• [Exercise goal] Tally how many lines include "chocolate". The number is the whole answer.

Stored data
###

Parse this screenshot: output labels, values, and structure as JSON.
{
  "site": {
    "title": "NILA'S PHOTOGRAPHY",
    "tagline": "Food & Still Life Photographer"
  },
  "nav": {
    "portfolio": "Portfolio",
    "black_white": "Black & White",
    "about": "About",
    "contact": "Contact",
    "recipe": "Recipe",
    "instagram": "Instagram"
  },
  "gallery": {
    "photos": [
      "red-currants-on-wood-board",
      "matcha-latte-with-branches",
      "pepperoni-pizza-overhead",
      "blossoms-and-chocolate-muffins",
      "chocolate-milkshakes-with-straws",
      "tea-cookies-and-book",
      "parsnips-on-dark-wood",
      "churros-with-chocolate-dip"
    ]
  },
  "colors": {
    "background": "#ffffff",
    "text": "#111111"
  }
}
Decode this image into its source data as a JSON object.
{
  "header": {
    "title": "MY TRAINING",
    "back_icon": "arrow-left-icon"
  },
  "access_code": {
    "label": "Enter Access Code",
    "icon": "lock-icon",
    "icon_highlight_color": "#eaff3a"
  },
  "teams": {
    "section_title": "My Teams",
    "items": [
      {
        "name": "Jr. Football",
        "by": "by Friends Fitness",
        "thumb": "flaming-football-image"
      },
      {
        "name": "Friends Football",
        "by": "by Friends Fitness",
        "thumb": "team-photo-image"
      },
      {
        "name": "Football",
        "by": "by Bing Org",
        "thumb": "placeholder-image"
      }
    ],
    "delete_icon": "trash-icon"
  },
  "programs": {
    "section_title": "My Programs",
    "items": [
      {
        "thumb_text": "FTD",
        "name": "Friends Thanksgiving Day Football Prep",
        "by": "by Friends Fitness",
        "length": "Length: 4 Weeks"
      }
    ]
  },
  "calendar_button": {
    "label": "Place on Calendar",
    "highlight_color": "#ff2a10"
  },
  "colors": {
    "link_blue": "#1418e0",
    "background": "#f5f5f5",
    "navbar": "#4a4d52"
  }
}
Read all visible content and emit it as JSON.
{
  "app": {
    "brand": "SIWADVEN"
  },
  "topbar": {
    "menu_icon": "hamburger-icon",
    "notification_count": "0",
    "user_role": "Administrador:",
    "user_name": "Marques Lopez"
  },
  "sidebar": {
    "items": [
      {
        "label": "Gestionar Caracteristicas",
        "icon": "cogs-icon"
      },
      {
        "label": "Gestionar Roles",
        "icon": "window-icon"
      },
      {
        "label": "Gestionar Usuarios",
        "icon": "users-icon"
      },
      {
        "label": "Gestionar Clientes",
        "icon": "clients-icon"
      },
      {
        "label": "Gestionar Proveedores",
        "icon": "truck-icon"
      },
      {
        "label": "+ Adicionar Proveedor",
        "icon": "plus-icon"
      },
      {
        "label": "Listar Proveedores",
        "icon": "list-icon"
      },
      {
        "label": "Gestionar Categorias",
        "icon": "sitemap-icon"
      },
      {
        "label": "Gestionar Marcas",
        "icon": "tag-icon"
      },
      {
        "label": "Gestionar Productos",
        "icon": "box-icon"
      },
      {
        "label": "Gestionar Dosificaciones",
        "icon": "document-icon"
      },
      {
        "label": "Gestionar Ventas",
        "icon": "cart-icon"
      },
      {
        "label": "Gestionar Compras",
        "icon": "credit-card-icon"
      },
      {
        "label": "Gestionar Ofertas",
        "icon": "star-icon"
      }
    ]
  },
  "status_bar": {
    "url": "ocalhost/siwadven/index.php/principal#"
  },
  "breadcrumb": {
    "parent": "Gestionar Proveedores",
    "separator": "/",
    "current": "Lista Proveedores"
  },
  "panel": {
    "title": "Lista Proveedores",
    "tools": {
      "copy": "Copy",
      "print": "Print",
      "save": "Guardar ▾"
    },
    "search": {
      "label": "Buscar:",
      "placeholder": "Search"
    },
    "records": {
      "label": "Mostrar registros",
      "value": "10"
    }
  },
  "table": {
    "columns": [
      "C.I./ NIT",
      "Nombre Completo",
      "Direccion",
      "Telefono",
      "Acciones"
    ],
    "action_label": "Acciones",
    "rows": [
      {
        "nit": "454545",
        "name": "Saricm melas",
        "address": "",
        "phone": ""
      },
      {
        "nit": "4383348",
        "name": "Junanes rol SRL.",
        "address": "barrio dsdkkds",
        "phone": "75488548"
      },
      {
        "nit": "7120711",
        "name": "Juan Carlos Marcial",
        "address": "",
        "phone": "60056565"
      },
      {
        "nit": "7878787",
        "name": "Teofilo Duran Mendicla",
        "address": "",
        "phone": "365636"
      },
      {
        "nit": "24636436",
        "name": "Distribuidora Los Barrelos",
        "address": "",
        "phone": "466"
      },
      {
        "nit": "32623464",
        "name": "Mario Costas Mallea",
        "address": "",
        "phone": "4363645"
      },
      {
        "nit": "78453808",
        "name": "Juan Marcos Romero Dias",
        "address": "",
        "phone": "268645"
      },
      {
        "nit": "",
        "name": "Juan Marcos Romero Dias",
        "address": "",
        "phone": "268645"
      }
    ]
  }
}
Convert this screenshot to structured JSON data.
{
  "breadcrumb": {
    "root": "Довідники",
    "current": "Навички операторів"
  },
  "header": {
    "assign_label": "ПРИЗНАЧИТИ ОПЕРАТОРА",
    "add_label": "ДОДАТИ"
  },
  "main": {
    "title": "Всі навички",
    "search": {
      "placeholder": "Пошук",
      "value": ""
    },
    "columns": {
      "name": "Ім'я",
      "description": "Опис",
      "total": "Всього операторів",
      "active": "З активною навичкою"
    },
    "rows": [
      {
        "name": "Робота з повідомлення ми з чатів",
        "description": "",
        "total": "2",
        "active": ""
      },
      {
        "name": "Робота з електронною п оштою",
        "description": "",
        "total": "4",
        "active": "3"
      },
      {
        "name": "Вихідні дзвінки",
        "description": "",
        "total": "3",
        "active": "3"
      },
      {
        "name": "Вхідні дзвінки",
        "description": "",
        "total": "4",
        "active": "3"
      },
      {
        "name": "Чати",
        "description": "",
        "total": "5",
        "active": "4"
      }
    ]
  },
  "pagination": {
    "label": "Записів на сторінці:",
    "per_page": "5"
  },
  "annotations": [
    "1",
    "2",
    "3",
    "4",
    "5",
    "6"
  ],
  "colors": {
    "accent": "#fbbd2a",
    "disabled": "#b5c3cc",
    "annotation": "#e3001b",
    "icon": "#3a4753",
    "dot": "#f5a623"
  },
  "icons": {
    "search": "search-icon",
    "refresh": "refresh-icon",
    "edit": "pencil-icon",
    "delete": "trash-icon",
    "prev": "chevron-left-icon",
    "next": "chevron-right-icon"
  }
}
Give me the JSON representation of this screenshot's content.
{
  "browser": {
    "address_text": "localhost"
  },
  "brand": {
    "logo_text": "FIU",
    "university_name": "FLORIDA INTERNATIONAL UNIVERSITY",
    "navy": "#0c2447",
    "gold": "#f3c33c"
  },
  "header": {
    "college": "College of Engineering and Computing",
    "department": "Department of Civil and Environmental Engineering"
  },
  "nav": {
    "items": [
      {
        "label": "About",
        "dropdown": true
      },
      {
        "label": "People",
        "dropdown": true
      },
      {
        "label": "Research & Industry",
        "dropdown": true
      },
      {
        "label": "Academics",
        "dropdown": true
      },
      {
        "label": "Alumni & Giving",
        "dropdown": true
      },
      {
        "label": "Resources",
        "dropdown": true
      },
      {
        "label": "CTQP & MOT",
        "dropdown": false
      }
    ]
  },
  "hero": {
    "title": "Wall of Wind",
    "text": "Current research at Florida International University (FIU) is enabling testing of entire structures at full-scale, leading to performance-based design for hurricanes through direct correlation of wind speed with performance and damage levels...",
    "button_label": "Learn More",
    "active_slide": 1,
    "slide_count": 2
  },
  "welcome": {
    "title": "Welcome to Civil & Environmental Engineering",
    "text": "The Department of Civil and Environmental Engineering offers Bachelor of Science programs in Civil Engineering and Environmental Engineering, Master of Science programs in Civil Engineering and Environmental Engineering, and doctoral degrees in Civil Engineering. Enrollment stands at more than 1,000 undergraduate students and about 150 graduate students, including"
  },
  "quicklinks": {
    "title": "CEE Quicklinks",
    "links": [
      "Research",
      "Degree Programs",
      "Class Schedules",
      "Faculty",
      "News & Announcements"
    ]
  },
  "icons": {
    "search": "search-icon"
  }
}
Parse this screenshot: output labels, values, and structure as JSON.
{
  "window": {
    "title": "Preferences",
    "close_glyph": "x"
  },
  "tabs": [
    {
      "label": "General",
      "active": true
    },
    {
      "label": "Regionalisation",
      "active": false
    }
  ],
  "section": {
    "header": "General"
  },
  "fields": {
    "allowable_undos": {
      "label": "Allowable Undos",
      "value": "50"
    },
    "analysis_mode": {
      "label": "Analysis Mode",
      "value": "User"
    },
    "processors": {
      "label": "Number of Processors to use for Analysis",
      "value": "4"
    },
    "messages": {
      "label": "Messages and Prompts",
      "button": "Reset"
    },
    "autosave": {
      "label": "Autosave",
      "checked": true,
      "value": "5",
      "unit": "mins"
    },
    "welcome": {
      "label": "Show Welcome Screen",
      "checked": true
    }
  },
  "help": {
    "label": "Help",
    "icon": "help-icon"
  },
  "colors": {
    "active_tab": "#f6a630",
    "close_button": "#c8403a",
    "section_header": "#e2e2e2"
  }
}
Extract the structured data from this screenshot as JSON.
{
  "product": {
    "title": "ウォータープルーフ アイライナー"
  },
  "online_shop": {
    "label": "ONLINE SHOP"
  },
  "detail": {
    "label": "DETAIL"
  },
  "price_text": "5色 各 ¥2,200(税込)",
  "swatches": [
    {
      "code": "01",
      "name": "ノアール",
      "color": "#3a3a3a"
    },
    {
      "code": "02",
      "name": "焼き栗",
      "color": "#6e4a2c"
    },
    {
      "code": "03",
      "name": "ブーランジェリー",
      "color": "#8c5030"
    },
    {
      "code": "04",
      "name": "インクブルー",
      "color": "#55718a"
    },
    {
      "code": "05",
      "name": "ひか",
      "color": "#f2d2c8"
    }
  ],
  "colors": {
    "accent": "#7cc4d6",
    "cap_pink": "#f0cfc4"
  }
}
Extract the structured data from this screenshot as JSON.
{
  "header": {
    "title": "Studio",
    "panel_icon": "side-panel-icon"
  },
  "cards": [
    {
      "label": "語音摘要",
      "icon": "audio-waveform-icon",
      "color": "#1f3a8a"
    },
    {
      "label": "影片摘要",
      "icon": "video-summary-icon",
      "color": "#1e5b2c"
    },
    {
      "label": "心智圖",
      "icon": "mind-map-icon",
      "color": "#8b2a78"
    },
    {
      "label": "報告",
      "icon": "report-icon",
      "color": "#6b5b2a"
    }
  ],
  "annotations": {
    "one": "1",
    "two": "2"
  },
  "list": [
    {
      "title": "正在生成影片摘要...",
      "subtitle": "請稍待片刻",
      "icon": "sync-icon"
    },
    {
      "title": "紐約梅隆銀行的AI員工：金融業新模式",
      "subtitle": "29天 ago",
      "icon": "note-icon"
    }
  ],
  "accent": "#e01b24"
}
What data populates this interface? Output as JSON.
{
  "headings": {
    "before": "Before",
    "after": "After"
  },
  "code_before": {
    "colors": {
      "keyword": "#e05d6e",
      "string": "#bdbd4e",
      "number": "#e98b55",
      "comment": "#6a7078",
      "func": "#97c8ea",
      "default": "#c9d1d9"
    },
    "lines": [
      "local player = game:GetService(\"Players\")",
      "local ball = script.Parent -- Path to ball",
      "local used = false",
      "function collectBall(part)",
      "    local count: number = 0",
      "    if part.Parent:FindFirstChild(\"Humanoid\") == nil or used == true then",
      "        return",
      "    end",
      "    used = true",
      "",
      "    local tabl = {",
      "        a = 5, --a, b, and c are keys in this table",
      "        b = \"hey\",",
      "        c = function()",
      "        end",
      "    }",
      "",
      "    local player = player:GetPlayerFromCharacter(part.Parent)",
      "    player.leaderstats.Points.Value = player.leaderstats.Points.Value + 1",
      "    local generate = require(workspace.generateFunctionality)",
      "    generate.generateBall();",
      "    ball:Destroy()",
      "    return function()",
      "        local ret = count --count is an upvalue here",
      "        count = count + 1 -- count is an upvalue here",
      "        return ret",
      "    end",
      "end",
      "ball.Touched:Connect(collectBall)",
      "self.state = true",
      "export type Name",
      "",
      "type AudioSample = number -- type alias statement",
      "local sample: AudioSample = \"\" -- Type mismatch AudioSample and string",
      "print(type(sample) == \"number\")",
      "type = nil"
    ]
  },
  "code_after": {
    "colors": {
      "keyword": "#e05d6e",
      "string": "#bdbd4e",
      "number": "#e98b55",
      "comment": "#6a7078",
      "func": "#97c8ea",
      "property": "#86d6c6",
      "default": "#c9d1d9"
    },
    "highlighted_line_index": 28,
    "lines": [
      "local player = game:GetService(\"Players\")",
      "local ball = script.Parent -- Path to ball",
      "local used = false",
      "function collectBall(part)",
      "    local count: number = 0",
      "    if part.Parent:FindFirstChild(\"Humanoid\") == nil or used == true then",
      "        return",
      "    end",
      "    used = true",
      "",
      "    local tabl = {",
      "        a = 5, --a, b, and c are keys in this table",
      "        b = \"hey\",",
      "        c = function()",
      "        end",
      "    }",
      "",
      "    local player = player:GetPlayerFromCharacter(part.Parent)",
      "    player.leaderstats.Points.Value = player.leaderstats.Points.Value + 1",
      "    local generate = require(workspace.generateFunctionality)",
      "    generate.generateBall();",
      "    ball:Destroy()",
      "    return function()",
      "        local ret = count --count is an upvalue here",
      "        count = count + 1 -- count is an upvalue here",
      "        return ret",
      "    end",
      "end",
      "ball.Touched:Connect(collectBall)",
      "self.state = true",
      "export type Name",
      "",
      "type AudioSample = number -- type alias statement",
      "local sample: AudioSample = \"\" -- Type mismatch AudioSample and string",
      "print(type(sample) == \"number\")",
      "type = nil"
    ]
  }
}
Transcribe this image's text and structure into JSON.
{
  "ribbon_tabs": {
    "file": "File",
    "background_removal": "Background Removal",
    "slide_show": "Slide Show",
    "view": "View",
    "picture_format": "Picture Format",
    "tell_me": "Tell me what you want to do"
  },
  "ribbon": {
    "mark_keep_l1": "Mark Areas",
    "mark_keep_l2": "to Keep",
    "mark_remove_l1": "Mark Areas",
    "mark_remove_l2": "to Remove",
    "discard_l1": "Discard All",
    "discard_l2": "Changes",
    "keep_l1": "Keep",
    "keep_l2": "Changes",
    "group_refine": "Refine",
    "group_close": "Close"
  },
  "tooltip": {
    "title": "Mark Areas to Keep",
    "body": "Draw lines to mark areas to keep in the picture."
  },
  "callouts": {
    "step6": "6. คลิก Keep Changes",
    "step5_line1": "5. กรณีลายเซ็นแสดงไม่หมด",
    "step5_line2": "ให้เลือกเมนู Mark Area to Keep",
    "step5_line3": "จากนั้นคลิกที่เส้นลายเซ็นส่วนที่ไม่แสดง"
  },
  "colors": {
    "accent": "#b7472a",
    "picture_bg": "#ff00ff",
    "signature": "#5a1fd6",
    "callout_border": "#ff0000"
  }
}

###

• [Answer below] 3